▶ [GOAL]
Which lines hold the word "classes"? Copy each of them.

"""

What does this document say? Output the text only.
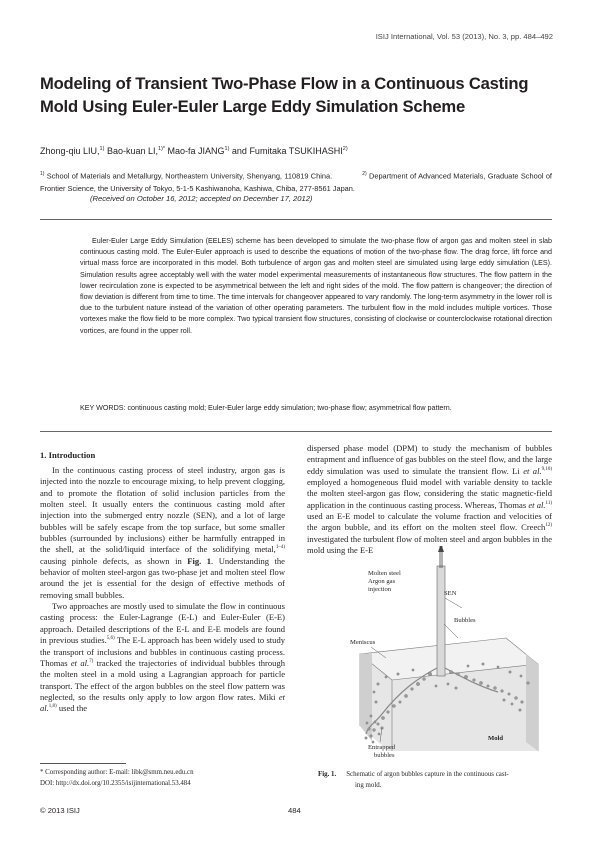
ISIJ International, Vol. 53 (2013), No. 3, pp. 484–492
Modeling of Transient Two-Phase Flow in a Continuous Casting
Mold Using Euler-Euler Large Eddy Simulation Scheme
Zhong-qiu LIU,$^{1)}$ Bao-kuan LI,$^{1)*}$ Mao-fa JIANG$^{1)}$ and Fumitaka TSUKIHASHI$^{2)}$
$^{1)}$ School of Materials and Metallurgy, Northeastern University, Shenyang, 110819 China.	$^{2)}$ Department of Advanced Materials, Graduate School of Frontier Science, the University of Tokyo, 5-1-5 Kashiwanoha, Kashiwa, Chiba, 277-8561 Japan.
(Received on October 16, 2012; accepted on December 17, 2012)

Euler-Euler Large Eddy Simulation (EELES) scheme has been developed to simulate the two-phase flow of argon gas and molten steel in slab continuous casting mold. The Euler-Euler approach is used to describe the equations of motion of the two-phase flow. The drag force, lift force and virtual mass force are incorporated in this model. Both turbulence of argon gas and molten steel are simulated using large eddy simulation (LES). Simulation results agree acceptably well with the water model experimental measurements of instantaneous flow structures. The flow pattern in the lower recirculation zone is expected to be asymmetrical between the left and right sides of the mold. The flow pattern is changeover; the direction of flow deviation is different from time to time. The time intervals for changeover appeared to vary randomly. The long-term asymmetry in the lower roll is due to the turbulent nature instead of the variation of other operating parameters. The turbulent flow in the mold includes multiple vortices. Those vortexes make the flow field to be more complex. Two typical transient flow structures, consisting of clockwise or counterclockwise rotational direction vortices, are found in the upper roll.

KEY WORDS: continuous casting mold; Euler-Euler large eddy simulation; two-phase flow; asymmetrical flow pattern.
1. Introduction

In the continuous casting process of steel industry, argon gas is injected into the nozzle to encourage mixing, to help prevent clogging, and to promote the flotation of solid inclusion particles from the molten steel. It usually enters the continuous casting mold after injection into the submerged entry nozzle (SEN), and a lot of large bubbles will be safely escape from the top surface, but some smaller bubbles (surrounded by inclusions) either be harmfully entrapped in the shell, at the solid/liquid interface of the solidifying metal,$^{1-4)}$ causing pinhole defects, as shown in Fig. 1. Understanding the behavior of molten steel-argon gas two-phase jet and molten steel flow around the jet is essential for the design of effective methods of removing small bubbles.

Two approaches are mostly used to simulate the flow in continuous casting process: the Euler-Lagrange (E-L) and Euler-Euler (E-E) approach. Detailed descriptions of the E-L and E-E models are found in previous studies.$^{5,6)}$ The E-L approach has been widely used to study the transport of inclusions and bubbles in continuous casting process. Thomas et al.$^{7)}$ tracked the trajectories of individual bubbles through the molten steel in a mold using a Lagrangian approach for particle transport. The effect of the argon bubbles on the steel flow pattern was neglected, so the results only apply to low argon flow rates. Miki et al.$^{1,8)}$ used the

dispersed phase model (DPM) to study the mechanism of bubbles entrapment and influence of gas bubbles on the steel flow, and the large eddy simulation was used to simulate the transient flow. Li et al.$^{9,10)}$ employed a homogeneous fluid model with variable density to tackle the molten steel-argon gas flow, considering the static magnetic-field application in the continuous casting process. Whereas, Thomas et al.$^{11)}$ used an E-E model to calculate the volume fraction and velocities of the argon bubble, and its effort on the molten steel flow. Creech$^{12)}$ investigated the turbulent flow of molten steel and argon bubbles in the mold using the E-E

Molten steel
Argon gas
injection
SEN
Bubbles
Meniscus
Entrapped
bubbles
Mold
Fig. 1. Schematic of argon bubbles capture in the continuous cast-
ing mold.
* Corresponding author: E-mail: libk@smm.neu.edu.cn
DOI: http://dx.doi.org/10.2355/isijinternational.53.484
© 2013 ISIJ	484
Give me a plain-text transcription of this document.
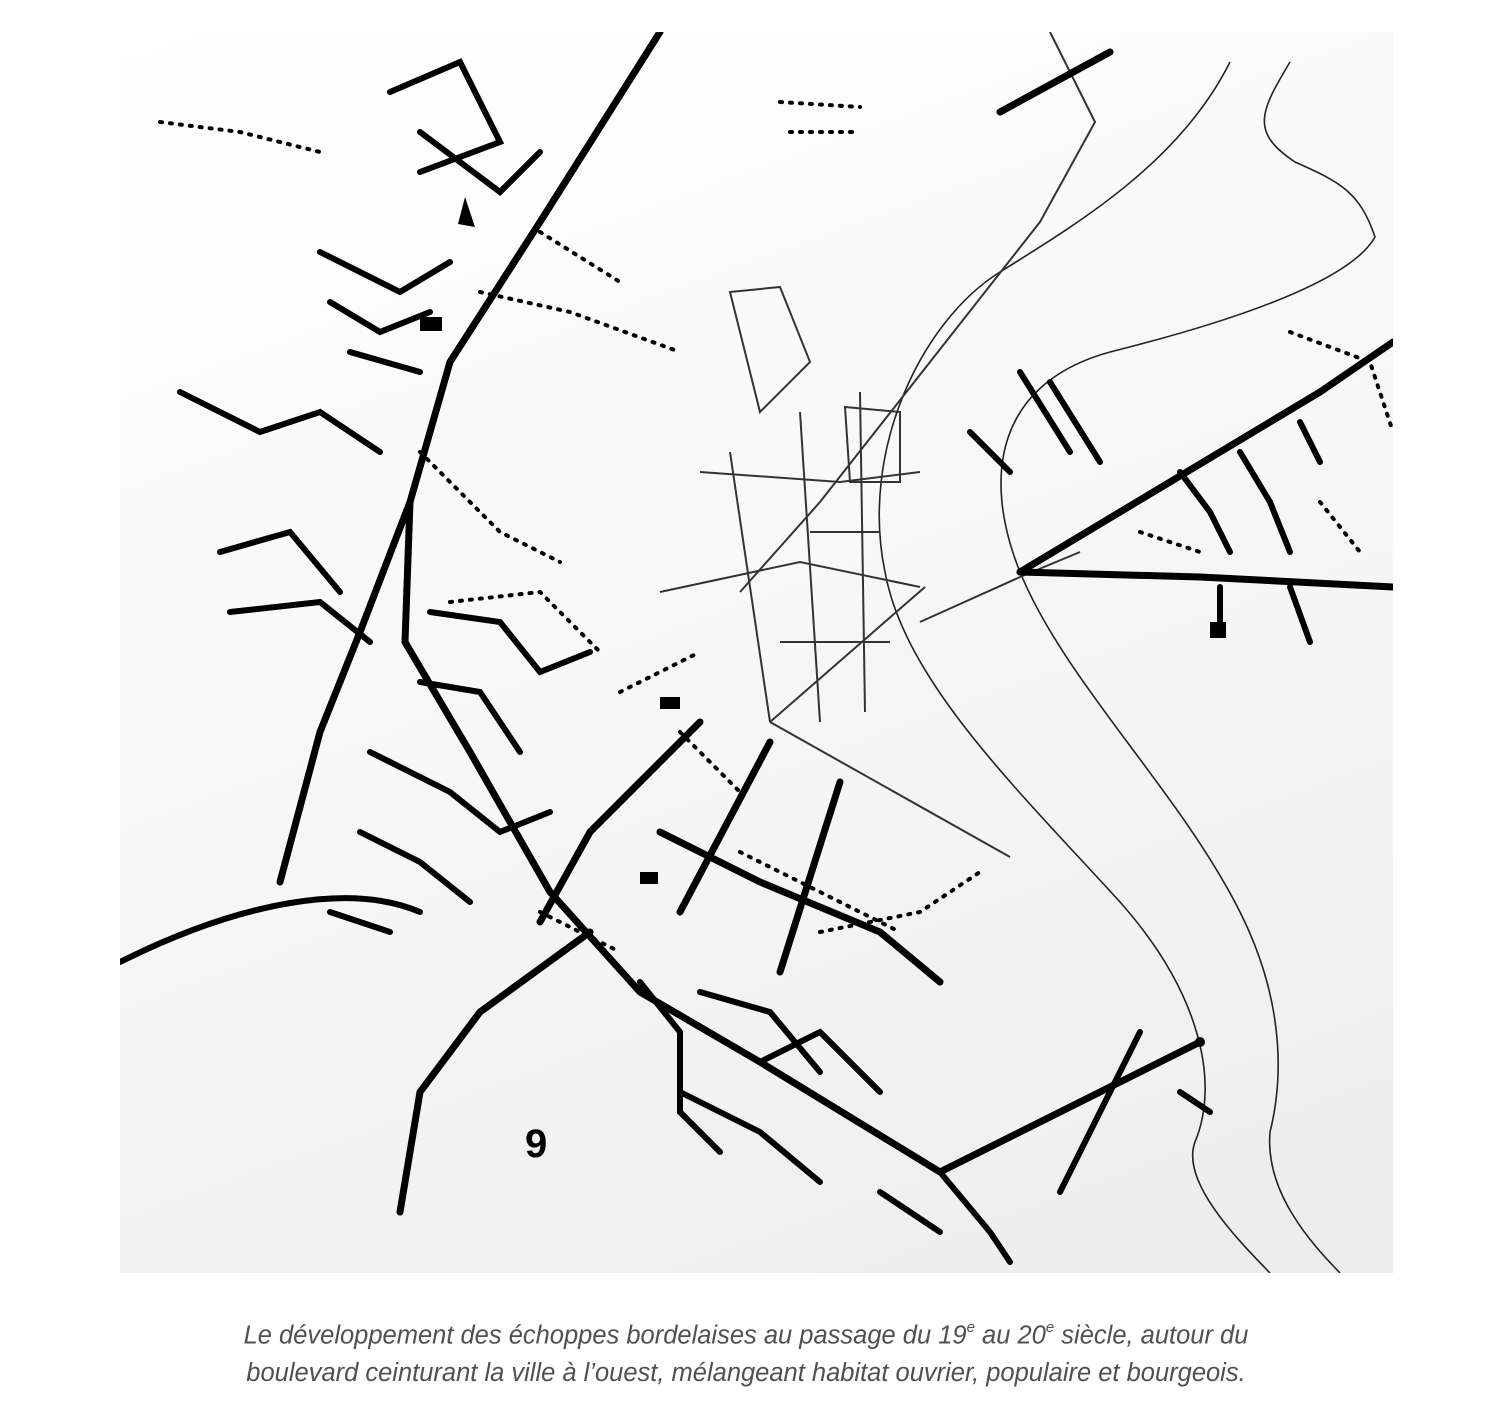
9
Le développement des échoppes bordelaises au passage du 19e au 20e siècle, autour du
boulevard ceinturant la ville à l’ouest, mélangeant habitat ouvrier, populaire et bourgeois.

"""
"""

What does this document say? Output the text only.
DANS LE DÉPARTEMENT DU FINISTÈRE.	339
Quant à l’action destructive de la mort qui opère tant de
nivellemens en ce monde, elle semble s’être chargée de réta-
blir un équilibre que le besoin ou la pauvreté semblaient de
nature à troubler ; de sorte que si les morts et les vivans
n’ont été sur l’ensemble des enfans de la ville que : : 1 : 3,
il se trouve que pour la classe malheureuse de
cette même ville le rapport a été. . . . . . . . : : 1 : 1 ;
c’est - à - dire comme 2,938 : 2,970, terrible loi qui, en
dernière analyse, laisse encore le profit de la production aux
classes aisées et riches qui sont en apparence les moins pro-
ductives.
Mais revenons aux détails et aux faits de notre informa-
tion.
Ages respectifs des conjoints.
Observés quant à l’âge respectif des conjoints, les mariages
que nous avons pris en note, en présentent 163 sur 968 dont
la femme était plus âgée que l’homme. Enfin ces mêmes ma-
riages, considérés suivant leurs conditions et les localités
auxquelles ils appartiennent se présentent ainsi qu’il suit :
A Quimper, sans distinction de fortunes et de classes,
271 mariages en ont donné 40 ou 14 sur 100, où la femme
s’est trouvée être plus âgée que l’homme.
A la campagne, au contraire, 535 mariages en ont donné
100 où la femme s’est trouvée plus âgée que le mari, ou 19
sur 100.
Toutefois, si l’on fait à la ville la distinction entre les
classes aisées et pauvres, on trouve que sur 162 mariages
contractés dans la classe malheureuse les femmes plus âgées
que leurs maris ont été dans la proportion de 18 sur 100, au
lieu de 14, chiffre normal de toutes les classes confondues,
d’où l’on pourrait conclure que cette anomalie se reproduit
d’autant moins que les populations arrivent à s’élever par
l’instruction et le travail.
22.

"""

▶ [ANSWER IN FULL]
classes aisées et riches qui sont en apparence les moins pro-
A Quimper, sans distinction de fortunes et de classes,
classes aisées et pauvres, on trouve que sur 162 mariages
lieu de 14, chiffre normal de toutes les classes confondues,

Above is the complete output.